[Dataset entries]
-- Begin --
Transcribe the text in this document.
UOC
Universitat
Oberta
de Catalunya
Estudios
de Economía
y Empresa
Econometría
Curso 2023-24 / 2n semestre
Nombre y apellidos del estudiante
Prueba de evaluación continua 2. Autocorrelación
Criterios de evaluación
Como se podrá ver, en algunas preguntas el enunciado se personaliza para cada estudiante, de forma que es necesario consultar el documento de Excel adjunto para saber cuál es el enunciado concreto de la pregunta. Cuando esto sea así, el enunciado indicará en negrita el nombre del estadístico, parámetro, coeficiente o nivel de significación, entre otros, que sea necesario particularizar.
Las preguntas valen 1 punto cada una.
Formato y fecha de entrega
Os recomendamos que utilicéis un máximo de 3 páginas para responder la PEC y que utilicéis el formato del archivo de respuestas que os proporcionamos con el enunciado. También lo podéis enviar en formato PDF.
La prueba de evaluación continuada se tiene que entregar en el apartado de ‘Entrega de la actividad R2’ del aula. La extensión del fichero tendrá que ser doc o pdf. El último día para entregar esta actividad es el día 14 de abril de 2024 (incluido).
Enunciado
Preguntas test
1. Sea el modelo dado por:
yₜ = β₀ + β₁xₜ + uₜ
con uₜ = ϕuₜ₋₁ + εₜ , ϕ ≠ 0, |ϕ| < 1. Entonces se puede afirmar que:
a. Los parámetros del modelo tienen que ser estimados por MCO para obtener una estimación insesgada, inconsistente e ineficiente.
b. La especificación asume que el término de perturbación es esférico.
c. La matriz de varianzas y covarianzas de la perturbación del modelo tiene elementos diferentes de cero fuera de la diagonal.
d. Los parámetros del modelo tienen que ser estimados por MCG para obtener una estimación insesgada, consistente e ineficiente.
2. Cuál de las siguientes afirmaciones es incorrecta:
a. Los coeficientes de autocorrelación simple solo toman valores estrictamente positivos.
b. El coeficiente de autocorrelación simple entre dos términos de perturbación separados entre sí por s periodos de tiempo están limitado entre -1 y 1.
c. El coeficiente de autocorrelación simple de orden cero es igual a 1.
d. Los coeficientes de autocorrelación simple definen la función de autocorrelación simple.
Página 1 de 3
-- End --
* REQUIRED WORK
Using the listing above, say how many of its lines contain the string "estimados", giving nothing but the figure.

* RESULT BELOW
2